**TASK DETAILS:** Summarize the text on SingPost's ecommerce service in three sentences.

**TEXT SEGMENT:**
The service amalgamates three components – web store fronts based on Hybris and Magento, an order management system called Supplizer, and a warehouse management and shipping system – all built on top of its logistics and warehousing network.
“It’s about helping clients find the most ideal way to ship from point A to B,” says Wesseler.
The integration means that retailers could, for example, prevent consumers from ordering items when they’re out of stock. The system could tell customers that a product – say a particular shirt – is running out and exactly how many of it is available in the warehouse.
SingPost offers complementary services to assist in digital marketing and performance tracking: there’s ExactTarget, Google Analytics, and Coremetrics for analytics, SAS for business intelligence, and Gigya for social media management.
Finally, SingPost owns Omigo, an online marketplace which is essentially a ‘lite’ version of its offerings for brands who are not ready to commit to ‘monobrand’ stores.
Startups are scrambling to fix ecommerce
Despite the obscene amounts of money being pumped into e-commerce in Southeast Asia, the industry is still light years behind the United States. According to Wesseler, conversion rates from visitor to customer for online retail sites in the region is significantly lower, at less than one percent in Southeast Asia compared to nine percent in the US.
There’s no easy way around it, but one fix is improving the underlying infrastructure to make ecommerce affordable and profitable.
Multiple efforts are under way to do so, and these startups are offering something similar to SingPost: modular ecommerce services that can be customized to suit a client’s needs, priced either on a revenue share model or a monthly service fee. There’s Anchanto, a Singapore outfit that is offering logistics, fulfillment and web storefronts to customers like Robinsons and Wine Connection.

[Document structure recognition data]
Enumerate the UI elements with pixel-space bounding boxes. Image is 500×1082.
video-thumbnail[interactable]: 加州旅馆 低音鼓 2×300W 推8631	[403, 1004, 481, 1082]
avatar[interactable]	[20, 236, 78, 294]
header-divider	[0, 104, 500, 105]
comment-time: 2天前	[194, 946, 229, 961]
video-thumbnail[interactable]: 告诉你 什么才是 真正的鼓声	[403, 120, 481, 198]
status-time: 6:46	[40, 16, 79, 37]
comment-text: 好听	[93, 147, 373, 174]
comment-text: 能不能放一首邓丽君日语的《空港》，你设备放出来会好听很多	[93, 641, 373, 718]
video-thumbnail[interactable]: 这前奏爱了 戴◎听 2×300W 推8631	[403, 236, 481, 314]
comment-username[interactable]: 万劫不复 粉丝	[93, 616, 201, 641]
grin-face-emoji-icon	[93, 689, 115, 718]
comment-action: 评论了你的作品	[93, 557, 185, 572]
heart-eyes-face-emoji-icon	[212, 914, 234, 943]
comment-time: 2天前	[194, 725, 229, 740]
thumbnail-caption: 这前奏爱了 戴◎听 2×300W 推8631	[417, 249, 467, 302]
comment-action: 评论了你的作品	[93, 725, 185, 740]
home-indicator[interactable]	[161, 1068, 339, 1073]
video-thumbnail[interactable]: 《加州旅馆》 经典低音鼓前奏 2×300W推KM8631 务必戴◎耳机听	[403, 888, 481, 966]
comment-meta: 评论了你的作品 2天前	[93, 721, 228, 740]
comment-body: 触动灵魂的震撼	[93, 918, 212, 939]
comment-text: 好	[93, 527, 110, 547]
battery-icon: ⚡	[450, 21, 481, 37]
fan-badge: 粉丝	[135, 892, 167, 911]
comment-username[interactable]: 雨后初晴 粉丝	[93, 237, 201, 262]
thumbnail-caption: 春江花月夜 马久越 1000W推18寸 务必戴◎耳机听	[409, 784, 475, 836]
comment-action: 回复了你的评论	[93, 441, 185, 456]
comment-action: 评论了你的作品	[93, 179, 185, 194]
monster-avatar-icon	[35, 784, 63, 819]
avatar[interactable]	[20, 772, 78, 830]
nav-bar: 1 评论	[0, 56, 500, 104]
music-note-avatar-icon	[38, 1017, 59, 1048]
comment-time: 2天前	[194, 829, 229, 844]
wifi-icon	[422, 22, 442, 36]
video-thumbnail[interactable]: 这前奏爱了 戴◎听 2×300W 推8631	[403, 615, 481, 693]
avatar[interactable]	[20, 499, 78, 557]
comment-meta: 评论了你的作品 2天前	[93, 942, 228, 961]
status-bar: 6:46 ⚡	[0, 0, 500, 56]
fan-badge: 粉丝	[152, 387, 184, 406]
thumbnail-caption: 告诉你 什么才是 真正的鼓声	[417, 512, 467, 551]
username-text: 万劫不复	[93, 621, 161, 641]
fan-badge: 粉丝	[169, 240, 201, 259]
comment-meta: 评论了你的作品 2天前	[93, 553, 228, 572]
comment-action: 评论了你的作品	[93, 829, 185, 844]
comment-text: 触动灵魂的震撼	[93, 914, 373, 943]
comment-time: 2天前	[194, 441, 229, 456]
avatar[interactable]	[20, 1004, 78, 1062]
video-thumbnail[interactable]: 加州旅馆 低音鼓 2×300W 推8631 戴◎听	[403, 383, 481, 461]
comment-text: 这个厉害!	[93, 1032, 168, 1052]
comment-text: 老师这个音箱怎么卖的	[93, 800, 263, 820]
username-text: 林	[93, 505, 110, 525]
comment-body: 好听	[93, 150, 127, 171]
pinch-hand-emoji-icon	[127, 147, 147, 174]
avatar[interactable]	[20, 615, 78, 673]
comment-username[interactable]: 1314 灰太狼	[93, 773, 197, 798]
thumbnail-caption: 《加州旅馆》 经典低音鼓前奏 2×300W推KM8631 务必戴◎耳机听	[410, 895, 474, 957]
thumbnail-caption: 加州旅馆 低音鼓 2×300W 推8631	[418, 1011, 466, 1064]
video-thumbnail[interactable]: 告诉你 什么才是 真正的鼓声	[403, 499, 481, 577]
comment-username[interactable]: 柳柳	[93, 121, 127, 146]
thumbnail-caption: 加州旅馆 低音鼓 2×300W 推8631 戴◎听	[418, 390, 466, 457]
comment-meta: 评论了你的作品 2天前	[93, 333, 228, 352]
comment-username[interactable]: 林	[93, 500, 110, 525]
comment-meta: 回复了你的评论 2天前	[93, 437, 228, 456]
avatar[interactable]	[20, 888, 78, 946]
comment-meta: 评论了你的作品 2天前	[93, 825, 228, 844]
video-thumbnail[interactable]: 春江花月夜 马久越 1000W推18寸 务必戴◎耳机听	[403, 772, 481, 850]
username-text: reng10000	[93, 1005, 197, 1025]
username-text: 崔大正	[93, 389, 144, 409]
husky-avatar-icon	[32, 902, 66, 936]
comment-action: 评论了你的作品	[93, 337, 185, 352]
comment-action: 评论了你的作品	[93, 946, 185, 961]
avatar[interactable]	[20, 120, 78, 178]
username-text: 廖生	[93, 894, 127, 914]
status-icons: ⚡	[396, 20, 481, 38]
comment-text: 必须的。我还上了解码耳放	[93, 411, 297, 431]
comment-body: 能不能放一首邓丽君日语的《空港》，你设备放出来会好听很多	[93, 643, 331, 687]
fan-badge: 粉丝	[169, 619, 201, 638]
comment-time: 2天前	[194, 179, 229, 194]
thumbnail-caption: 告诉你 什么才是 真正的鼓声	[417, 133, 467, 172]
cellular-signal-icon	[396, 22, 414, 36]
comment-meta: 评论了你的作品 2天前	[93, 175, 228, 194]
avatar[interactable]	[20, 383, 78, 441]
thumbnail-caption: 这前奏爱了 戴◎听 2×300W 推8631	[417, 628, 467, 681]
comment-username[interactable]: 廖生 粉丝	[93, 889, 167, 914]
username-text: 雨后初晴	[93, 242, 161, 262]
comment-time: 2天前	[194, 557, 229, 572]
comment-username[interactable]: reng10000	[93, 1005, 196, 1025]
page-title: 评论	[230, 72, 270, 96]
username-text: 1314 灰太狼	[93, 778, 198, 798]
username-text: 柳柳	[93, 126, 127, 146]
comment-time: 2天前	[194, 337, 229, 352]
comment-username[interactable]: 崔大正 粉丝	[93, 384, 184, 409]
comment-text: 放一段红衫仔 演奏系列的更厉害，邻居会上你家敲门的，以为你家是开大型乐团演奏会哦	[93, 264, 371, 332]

**RESULT:** SingPost's service combines web storefronts, an order management system called Supplizer, and a warehouse management and shipping system, all built on its logistics and warehousing network, and SingPost also offers complementary marketing and analytics services and owns an online marketplace called Omigo. According to Wesseler, online retail conversion rates in Southeast Asia are below one percent, compared with nine percent in the US. Startups such as Anchanto are working to improve the underlying infrastructure with modular ecommerce services similar to SingPost's, priced by revenue share or a monthly fee.